EXERCISE INSTRUCTIONS: Copy each line below that includes "SRMTID".

DATA RECORDS:
____

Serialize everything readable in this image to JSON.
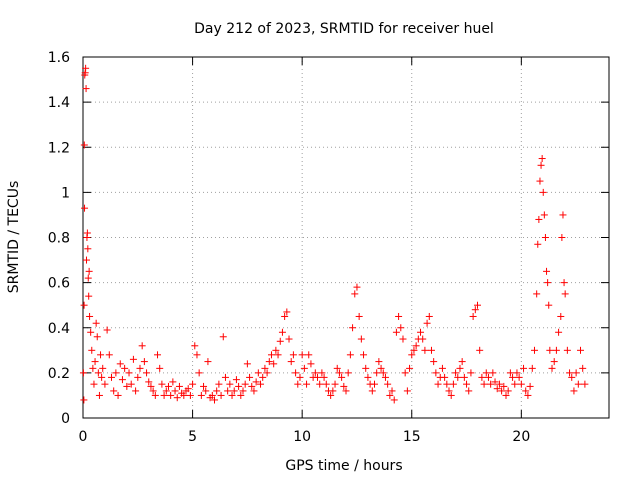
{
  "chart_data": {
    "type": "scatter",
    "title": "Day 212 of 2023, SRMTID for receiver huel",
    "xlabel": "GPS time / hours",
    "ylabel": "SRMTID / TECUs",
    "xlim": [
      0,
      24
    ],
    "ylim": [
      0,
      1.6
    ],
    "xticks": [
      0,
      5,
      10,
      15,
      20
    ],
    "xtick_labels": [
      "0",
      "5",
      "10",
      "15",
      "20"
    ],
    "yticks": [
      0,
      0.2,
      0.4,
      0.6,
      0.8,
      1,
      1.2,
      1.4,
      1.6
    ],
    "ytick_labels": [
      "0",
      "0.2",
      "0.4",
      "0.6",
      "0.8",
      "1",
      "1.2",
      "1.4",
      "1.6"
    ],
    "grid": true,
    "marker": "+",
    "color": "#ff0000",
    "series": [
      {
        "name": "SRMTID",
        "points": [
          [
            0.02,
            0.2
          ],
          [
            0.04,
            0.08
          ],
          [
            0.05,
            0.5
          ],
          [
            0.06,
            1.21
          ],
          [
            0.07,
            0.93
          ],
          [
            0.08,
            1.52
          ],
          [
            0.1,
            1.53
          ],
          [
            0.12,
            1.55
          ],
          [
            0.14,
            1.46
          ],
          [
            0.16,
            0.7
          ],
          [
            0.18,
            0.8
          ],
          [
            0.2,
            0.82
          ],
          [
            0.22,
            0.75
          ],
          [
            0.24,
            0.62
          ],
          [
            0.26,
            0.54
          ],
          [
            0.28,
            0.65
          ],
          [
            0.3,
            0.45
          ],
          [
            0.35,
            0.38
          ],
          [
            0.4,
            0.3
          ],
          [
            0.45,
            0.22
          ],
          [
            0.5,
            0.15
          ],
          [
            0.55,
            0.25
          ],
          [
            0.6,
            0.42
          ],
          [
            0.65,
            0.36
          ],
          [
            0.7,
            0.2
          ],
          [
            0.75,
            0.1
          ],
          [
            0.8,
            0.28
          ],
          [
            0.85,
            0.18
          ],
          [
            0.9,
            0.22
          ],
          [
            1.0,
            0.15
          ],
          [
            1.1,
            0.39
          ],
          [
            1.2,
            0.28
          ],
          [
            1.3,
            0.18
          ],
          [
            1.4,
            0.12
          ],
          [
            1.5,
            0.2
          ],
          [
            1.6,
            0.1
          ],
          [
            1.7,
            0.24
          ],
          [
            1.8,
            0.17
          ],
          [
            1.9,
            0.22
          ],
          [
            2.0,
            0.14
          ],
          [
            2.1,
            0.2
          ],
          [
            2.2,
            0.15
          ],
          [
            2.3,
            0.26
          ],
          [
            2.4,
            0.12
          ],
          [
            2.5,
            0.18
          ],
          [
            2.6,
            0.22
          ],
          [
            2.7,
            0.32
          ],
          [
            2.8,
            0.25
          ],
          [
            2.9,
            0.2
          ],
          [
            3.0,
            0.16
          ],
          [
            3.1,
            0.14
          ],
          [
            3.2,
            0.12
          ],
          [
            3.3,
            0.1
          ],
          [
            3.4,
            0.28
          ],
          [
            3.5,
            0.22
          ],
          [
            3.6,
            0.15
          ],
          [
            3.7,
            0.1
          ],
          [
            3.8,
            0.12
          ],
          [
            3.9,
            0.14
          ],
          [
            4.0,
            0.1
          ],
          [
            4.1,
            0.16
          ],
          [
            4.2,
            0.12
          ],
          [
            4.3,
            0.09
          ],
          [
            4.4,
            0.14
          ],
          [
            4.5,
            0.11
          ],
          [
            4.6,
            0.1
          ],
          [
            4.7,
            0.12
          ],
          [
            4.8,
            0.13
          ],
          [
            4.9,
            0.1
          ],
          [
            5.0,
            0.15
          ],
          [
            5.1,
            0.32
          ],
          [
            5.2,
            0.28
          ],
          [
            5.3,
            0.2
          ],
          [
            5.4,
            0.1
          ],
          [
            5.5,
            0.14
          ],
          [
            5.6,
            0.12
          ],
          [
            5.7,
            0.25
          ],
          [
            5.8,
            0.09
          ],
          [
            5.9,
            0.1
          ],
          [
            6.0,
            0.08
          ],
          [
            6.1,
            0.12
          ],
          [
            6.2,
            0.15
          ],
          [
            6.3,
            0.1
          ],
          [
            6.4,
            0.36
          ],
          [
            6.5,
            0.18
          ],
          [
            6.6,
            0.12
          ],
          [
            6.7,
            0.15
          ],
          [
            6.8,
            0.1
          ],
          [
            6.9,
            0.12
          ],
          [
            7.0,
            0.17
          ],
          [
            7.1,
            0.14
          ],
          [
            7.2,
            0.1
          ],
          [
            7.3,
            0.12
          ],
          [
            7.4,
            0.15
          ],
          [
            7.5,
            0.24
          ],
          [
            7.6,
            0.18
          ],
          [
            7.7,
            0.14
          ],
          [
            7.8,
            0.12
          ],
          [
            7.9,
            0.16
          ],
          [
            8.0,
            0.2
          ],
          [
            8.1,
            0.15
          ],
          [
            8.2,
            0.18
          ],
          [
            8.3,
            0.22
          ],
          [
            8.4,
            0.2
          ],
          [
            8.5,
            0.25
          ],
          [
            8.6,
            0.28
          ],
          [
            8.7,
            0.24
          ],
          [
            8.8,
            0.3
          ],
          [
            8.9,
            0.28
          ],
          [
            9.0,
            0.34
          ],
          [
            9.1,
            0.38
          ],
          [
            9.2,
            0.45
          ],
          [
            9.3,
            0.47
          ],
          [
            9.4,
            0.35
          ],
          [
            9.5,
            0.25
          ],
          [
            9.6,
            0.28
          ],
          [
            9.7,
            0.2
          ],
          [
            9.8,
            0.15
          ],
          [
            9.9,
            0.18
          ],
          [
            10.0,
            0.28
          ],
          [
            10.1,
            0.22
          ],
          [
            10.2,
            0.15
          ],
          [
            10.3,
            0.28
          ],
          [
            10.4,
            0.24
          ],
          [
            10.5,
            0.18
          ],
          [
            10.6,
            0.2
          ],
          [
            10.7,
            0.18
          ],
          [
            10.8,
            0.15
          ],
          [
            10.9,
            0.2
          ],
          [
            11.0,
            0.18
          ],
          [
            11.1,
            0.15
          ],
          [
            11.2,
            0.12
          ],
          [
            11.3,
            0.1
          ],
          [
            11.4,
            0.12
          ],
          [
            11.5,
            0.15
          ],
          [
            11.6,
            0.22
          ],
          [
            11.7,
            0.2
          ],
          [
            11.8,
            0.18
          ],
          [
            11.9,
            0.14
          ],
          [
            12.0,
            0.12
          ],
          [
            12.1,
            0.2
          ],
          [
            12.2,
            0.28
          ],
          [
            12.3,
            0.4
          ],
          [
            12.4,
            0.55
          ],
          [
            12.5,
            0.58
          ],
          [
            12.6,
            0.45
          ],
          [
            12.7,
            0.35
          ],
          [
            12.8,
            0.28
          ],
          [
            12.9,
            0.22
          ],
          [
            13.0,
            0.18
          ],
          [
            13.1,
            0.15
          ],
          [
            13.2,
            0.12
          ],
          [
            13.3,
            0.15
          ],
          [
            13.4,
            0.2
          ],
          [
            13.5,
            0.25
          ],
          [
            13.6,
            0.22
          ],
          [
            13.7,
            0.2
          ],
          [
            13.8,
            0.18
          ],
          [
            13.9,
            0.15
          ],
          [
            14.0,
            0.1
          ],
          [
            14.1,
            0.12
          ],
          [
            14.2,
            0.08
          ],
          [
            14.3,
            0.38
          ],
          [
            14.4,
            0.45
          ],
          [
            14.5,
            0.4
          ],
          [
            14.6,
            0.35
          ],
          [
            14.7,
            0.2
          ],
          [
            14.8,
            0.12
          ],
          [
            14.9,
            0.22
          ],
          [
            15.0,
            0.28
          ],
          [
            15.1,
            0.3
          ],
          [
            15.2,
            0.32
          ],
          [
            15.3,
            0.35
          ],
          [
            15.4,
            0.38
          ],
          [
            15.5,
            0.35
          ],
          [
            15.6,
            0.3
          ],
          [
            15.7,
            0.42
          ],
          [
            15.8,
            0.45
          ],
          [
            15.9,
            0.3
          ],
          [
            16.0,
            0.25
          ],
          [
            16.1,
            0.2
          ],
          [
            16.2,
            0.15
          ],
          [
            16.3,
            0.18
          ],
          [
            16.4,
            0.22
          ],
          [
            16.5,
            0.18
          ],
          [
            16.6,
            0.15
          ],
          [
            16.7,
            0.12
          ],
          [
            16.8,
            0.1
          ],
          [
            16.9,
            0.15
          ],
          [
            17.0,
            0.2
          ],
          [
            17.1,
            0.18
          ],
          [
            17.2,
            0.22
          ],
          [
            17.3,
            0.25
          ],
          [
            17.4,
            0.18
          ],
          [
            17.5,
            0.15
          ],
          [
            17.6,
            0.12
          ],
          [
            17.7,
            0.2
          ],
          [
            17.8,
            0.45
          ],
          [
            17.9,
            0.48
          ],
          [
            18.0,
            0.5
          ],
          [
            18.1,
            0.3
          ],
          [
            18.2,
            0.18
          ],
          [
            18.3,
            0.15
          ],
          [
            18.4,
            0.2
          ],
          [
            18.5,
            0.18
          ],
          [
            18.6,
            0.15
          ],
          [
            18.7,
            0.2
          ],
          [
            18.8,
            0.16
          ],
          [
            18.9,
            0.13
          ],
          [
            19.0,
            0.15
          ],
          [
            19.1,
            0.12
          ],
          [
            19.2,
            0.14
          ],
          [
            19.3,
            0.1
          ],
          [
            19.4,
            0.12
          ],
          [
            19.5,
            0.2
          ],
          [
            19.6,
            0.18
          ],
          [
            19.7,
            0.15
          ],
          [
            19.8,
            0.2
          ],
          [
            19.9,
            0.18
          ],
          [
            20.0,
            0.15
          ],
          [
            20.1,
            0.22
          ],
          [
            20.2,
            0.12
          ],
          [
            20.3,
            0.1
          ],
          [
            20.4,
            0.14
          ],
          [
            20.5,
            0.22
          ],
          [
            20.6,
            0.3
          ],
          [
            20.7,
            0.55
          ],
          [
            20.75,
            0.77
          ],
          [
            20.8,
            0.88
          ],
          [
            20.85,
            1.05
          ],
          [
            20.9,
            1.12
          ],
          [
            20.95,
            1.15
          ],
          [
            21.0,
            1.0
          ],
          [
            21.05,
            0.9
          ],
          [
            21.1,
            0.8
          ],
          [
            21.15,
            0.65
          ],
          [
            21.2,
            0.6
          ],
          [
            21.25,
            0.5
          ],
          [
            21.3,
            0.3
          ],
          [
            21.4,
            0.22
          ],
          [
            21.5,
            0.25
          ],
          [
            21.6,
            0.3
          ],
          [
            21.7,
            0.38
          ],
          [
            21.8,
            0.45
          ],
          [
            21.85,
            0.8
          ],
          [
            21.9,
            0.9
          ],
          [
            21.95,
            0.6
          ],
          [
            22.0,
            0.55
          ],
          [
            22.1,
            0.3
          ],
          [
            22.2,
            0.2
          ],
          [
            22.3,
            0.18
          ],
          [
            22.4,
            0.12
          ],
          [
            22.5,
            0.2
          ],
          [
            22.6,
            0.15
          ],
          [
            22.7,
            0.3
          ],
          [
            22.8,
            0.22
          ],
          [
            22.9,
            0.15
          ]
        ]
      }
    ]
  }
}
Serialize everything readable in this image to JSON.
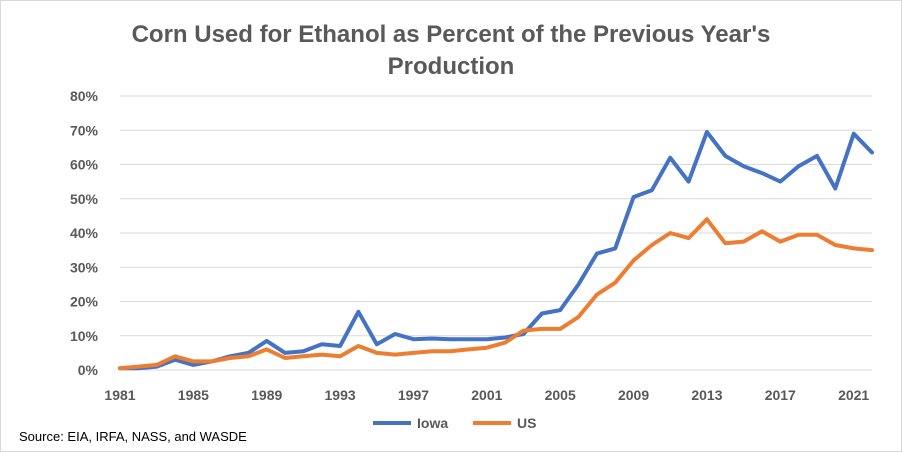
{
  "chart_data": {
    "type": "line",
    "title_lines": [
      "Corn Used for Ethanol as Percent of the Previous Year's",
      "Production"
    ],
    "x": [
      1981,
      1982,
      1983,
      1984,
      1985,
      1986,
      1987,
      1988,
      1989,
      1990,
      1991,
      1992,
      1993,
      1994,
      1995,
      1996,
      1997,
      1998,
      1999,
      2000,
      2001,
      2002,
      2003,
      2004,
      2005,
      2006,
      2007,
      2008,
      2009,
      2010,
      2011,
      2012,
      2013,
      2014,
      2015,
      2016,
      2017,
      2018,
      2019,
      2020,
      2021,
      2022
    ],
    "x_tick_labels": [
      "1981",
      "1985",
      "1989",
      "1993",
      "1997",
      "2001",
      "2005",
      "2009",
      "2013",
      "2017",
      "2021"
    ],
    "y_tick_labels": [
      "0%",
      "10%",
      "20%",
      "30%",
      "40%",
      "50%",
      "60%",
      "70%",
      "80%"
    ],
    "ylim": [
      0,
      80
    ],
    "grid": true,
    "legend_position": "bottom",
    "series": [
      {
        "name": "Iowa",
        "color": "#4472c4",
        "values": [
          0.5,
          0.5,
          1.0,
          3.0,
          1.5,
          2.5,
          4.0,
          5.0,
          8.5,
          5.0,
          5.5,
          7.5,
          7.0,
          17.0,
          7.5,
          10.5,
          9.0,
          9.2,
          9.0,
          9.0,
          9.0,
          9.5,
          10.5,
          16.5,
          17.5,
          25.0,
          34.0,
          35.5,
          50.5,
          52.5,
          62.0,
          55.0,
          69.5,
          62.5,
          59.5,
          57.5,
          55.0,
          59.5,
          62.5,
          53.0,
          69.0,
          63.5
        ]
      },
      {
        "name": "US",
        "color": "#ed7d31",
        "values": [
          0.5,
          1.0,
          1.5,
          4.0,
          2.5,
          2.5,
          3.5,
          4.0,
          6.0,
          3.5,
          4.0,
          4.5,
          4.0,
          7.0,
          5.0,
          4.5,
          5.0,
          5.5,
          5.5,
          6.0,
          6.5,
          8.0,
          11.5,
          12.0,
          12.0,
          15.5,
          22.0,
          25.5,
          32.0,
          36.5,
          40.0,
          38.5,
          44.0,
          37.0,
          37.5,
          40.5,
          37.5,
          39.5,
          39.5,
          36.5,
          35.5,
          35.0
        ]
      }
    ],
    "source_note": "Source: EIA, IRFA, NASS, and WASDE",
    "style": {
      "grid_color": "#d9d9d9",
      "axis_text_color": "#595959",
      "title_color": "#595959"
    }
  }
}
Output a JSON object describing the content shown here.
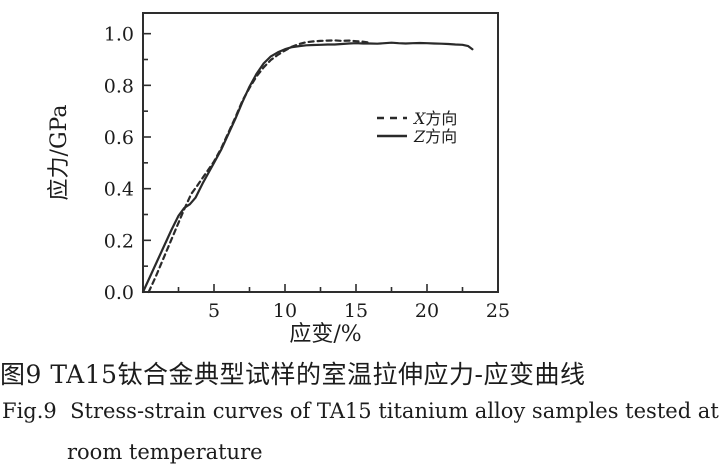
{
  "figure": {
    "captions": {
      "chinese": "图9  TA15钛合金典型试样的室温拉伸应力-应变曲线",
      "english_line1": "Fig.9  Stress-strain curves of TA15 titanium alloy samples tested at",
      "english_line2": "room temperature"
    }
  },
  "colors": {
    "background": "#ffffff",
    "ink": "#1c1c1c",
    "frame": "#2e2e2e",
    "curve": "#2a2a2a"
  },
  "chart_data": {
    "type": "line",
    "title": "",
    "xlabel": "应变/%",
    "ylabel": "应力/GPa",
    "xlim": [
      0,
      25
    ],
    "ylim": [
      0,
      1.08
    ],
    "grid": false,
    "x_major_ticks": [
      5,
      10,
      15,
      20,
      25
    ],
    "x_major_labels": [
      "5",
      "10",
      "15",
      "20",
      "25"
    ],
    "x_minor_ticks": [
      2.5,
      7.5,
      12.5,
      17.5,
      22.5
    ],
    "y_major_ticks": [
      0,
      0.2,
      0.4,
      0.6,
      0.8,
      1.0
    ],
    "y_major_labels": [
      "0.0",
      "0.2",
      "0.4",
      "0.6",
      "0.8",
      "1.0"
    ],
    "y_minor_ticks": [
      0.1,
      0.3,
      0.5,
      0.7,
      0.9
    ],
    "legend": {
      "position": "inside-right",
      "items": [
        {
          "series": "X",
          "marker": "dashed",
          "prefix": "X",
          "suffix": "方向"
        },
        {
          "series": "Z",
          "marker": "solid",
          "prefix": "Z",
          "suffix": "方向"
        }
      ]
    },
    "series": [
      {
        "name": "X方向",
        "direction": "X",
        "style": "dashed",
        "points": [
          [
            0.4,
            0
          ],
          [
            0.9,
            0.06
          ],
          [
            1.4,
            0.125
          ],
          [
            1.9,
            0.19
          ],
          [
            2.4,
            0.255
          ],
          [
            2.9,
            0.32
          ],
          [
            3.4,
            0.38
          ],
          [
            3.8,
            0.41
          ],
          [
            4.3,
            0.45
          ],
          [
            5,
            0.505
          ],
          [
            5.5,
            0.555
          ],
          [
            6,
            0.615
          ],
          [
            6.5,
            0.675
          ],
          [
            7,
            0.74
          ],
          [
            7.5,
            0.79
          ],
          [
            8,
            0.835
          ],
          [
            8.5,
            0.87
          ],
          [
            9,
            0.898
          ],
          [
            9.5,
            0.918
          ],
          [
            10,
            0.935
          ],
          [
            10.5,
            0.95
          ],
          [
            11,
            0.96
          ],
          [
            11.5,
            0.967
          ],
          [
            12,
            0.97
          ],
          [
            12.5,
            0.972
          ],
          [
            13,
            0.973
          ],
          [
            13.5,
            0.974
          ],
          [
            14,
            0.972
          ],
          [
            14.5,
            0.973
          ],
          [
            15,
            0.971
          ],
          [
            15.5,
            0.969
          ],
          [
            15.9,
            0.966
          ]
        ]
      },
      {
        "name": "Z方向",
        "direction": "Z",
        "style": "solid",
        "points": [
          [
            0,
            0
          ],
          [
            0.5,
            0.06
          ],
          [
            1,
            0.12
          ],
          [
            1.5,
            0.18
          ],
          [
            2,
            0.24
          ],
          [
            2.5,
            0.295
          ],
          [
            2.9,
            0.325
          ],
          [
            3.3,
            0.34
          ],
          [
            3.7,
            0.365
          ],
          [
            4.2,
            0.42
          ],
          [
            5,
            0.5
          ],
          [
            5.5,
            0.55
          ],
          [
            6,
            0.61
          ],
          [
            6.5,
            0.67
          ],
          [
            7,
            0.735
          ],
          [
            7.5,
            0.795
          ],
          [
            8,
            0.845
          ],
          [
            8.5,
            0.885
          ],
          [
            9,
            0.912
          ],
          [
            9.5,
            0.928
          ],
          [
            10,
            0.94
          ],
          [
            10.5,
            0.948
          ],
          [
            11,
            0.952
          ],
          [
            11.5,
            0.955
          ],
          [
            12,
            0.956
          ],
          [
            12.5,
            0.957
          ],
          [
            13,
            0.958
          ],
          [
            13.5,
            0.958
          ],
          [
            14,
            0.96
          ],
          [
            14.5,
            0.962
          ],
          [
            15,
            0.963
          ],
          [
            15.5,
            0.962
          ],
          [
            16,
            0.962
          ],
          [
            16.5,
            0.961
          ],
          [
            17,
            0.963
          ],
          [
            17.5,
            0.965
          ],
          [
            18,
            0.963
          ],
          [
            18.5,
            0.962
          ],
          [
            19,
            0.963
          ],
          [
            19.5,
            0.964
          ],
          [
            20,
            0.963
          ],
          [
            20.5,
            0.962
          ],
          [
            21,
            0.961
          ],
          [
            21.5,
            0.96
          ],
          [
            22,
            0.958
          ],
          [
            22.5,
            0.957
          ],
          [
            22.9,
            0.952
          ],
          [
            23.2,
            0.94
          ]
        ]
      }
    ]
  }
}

____

OUTPUT OF THE EXERCISE:
    "title": "Day 212 of 2023, SRMTID for receiver huel",
    "ylabel": "SRMTID / TECUs",
        "name": "SRMTID",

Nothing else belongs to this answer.